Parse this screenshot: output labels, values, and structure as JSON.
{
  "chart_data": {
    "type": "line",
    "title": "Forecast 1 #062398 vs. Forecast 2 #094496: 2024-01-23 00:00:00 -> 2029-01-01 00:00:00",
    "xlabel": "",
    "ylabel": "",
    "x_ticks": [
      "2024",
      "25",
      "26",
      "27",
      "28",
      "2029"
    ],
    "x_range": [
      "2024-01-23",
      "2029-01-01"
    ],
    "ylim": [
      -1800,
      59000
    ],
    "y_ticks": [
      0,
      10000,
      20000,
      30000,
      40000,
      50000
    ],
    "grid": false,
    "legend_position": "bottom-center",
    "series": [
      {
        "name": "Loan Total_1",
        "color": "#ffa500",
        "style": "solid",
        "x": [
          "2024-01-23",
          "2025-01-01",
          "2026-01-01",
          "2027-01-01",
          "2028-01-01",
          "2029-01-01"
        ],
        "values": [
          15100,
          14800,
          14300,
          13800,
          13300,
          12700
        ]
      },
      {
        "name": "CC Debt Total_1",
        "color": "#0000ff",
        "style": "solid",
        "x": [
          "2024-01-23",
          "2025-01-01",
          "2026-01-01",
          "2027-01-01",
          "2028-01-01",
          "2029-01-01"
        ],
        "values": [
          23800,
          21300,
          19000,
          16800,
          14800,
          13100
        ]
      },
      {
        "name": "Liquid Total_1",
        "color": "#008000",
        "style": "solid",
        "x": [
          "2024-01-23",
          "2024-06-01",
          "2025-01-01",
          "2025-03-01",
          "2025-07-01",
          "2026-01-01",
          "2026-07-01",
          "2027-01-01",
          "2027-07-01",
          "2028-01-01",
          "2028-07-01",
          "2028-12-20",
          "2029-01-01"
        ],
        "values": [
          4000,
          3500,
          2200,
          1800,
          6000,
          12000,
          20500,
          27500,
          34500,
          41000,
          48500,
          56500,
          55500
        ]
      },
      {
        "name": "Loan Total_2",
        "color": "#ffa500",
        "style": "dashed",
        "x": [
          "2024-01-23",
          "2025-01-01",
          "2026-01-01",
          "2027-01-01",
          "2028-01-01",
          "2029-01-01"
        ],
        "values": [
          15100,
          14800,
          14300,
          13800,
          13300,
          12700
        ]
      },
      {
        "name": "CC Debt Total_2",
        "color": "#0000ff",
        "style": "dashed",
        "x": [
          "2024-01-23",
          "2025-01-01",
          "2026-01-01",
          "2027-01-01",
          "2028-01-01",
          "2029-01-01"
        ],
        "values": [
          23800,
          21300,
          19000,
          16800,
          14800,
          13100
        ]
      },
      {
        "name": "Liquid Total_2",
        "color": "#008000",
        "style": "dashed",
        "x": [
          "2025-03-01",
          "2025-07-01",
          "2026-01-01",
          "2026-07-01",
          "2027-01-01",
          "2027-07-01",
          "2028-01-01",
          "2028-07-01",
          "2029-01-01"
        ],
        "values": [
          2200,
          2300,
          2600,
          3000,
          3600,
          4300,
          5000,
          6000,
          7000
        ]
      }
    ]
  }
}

● WRITTEN INSTRUCTION
From the listing above, report the number of lines containing the string "Debt", without any accompanying remarks.

● OUTPUT FOR THIS EXERCISE
2